§ Required work
Spot each line in the records below where the word "Mail" occurs, then copy it.

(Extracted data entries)
^^^^^^^^^^^^^^^^
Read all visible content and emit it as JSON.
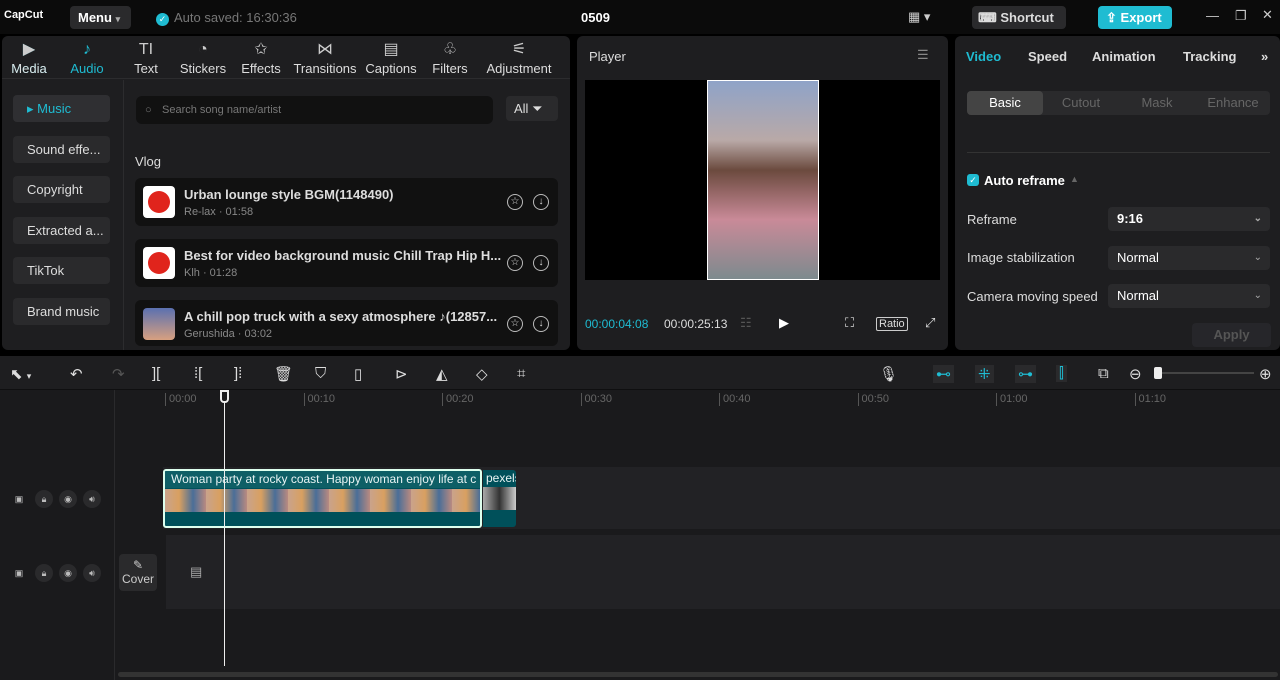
{
  "app": {
    "logo": "CapCut",
    "menu": "Menu",
    "autosave": "Auto saved: 16:30:36",
    "project_title": "0509",
    "shortcut": "Shortcut",
    "export": "Export",
    "accent": "#1fbcd2"
  },
  "toolbar_tabs": [
    {
      "label": "Media",
      "icon": "▶"
    },
    {
      "label": "Audio",
      "icon": "♪"
    },
    {
      "label": "Text",
      "icon": "TI"
    },
    {
      "label": "Stickers",
      "icon": "◔"
    },
    {
      "label": "Effects",
      "icon": "✩"
    },
    {
      "label": "Transitions",
      "icon": "⋈"
    },
    {
      "label": "Captions",
      "icon": "▤"
    },
    {
      "label": "Filters",
      "icon": "♧"
    },
    {
      "label": "Adjustment",
      "icon": "⚟"
    }
  ],
  "categories": [
    "Music",
    "Sound effe...",
    "Copyright",
    "Extracted a...",
    "TikTok",
    "Brand music"
  ],
  "search": {
    "placeholder": "Search song name/artist",
    "filter": "All"
  },
  "section": "Vlog",
  "songs": [
    {
      "title": "Urban lounge style BGM(1148490)",
      "sub": "Re-lax · 01:58"
    },
    {
      "title": "Best for video background music Chill Trap Hip H...",
      "sub": "Klh · 01:28"
    },
    {
      "title": "A chill pop truck with a sexy atmosphere ♪(12857...",
      "sub": "Gerushida · 03:02"
    }
  ],
  "player": {
    "title": "Player",
    "current": "00:00:04:08",
    "total": "00:00:25:13",
    "ratio": "Ratio"
  },
  "right": {
    "tabs": [
      "Video",
      "Speed",
      "Animation",
      "Tracking"
    ],
    "subtabs": [
      "Basic",
      "Cutout",
      "Mask",
      "Enhance"
    ],
    "auto_reframe": "Auto reframe",
    "rows": [
      {
        "label": "Reframe",
        "value": "9:16"
      },
      {
        "label": "Image stabilization",
        "value": "Normal"
      },
      {
        "label": "Camera moving speed",
        "value": "Normal"
      }
    ],
    "apply": "Apply"
  },
  "timeline": {
    "ticks": [
      "00:00",
      "00:10",
      "00:20",
      "00:30",
      "00:40",
      "00:50",
      "01:00",
      "01:10"
    ],
    "clip1": "Woman party at rocky coast. Happy woman enjoy life at c",
    "clip2": "pexels",
    "cover": "Cover"
  }
}
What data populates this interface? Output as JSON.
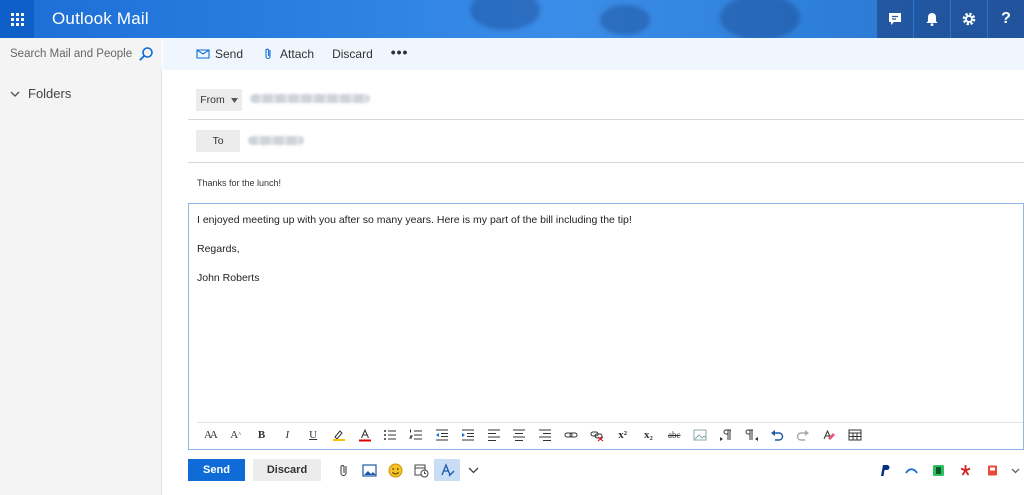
{
  "header": {
    "app_title": "Outlook Mail",
    "icons": [
      "app-launcher-icon",
      "chat-icon",
      "bell-icon",
      "gear-icon",
      "help-icon"
    ],
    "help_label": "?",
    "accent_color": "#1d6ed6"
  },
  "sidebar": {
    "search_placeholder": "Search Mail and People",
    "folders_label": "Folders"
  },
  "command_bar": {
    "send_label": "Send",
    "attach_label": "Attach",
    "discard_label": "Discard",
    "more_label": "•••"
  },
  "compose": {
    "from_label": "From",
    "to_label": "To",
    "subject": "Thanks for the lunch!",
    "body_lines": [
      "I enjoyed meeting up with you after so many years. Here is my part of the bill including the tip!",
      "Regards,",
      "John Roberts"
    ]
  },
  "format_toolbar": {
    "font_size_label": "AA",
    "grow_font_label": "A",
    "bold_label": "B",
    "italic_label": "I",
    "underline_label": "U",
    "superscript_label": "x²",
    "subscript_label": "x₂",
    "strikethrough_label": "abc"
  },
  "actions": {
    "send_label": "Send",
    "discard_label": "Discard",
    "send_color": "#0f6cd6"
  },
  "addins": [
    "paypal-icon",
    "arrow-icon",
    "evernote-icon",
    "yelp-icon",
    "office-addin-icon"
  ]
}
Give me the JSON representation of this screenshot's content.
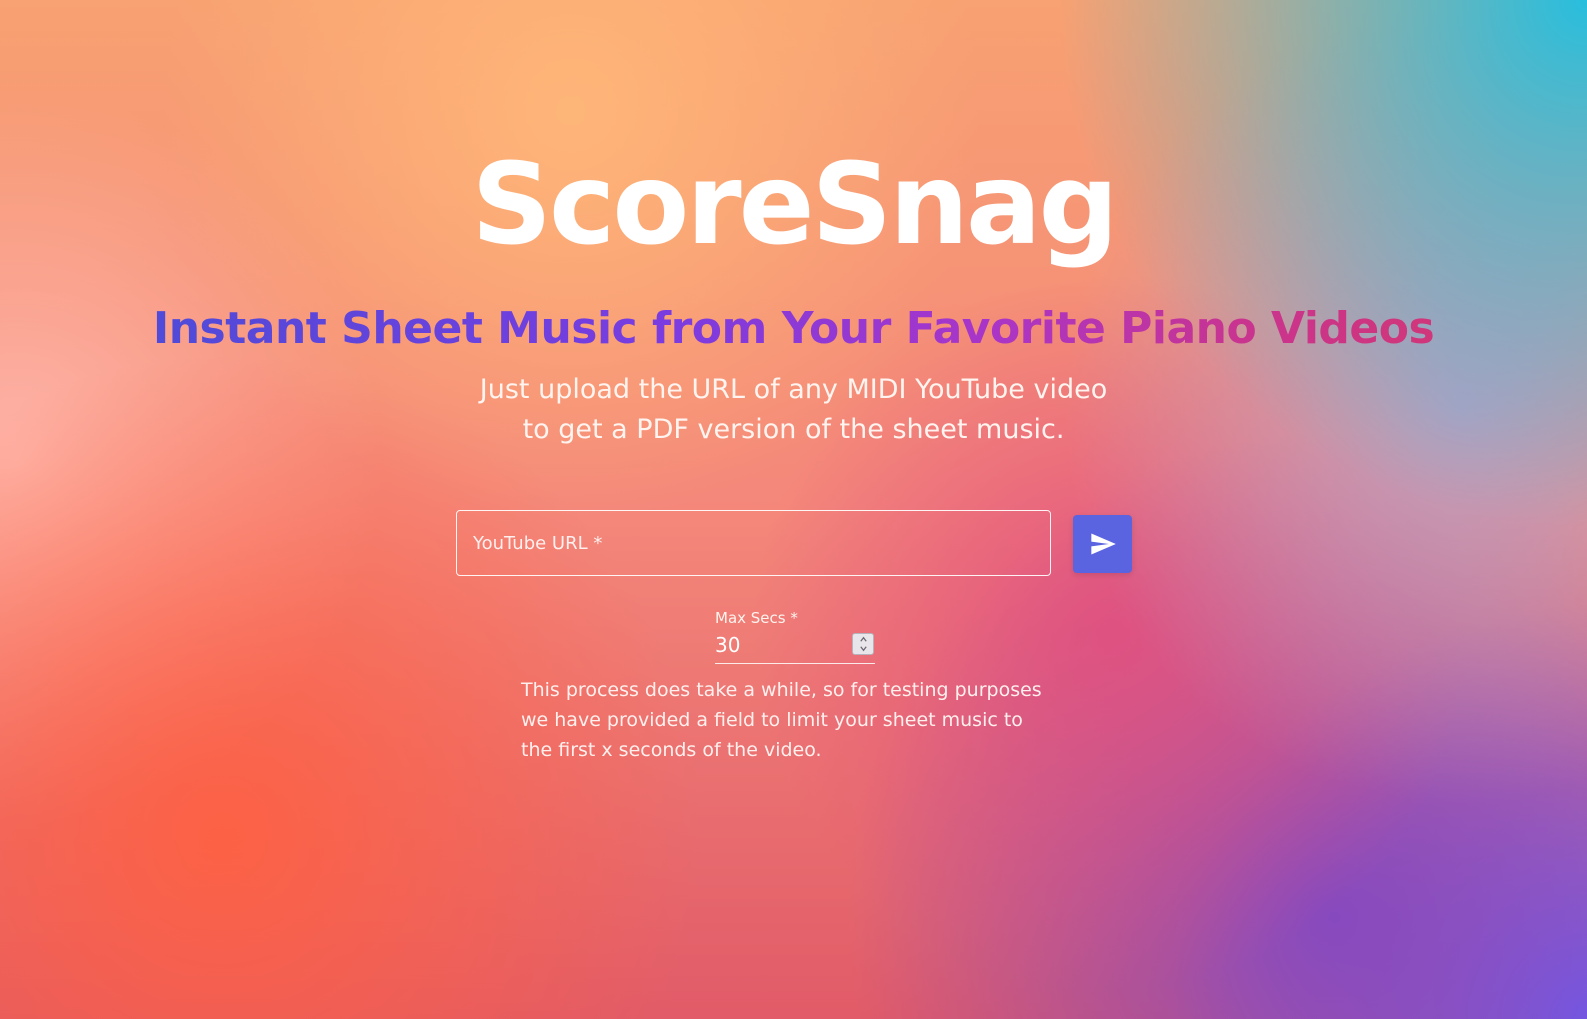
{
  "brand": {
    "name": "ScoreSnag"
  },
  "hero": {
    "tagline": "Instant Sheet Music from Your Favorite Piano Videos",
    "subtitle_lines": [
      "Just upload the URL of any MIDI YouTube video",
      "to get a PDF version of the sheet music."
    ]
  },
  "form": {
    "url_field": {
      "placeholder": "YouTube URL *",
      "value": ""
    },
    "submit": {
      "icon": "send-icon",
      "color": "#5a63e0"
    },
    "max_secs": {
      "label": "Max Secs *",
      "value": "30"
    },
    "note_lines": [
      "This process does take a while, so for testing purposes",
      "we have provided a field to limit your sheet music to",
      "the first x seconds of the video."
    ]
  }
}
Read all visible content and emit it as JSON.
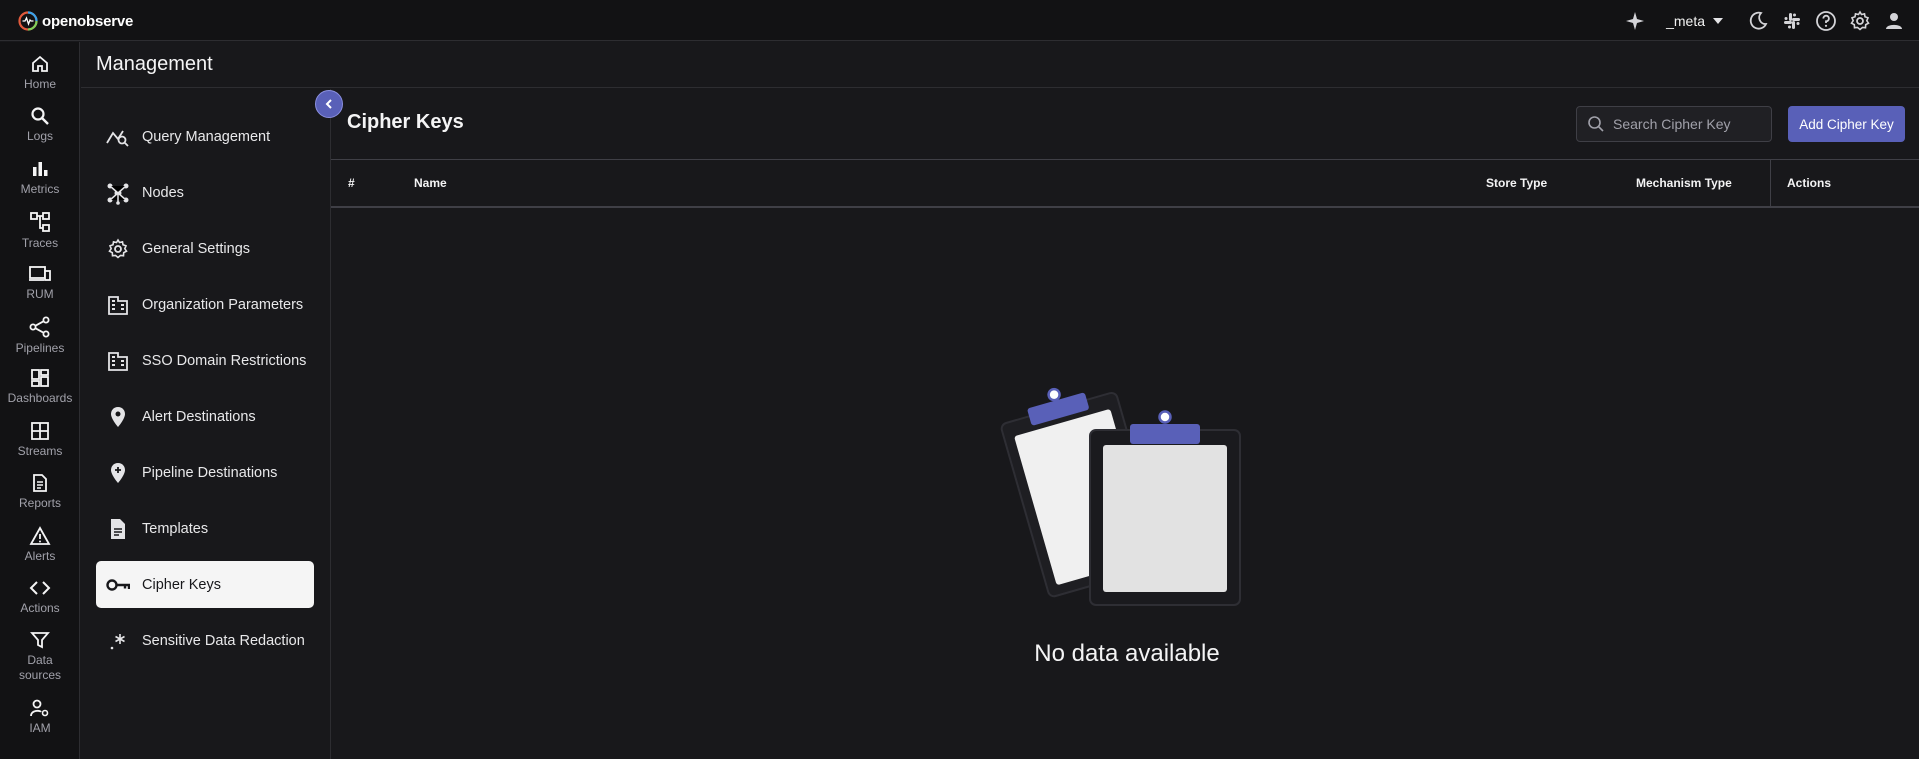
{
  "app": {
    "brand": "openobserve",
    "org": "_meta"
  },
  "topbar": {
    "icons": [
      "sparkle-icon",
      "moon-icon",
      "slack-icon",
      "help-icon",
      "settings-icon",
      "user-icon"
    ]
  },
  "leftnav": {
    "items": [
      {
        "label": "Home",
        "icon": "home-icon"
      },
      {
        "label": "Logs",
        "icon": "search-icon"
      },
      {
        "label": "Metrics",
        "icon": "bar-chart-icon"
      },
      {
        "label": "Traces",
        "icon": "traces-icon"
      },
      {
        "label": "RUM",
        "icon": "devices-icon"
      },
      {
        "label": "Pipelines",
        "icon": "share-icon"
      },
      {
        "label": "Dashboards",
        "icon": "dashboard-icon"
      },
      {
        "label": "Streams",
        "icon": "grid-icon"
      },
      {
        "label": "Reports",
        "icon": "document-icon"
      },
      {
        "label": "Alerts",
        "icon": "warning-icon"
      },
      {
        "label": "Actions",
        "icon": "code-icon"
      },
      {
        "label": "Data sources",
        "icon": "filter-icon"
      },
      {
        "label": "IAM",
        "icon": "user-gear-icon"
      }
    ]
  },
  "management": {
    "title": "Management",
    "menu": [
      {
        "label": "Query Management",
        "icon": "query-icon"
      },
      {
        "label": "Nodes",
        "icon": "nodes-icon"
      },
      {
        "label": "General Settings",
        "icon": "gear-icon"
      },
      {
        "label": "Organization Parameters",
        "icon": "building-icon"
      },
      {
        "label": "SSO Domain Restrictions",
        "icon": "building-icon"
      },
      {
        "label": "Alert Destinations",
        "icon": "location-pin-icon"
      },
      {
        "label": "Pipeline Destinations",
        "icon": "location-pin-plus-icon"
      },
      {
        "label": "Templates",
        "icon": "file-text-icon"
      },
      {
        "label": "Cipher Keys",
        "icon": "key-icon",
        "active": true
      },
      {
        "label": "Sensitive Data Redaction",
        "icon": "asterisk-icon"
      }
    ]
  },
  "content": {
    "title": "Cipher Keys",
    "search_placeholder": "Search Cipher Key",
    "add_button": "Add Cipher Key",
    "columns": [
      "#",
      "Name",
      "Store Type",
      "Mechanism Type",
      "Actions"
    ],
    "rows": [],
    "empty_text": "No data available"
  },
  "colors": {
    "accent": "#5960b8",
    "background": "#18181b",
    "sidebar": "#121214",
    "active_item_bg": "#f5f5f5"
  }
}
^^^^^^^^^^^^^^^^
§ Answer to this task
    "app_title": "Outlook Mail",
    "search_placeholder": "Search Mail and People",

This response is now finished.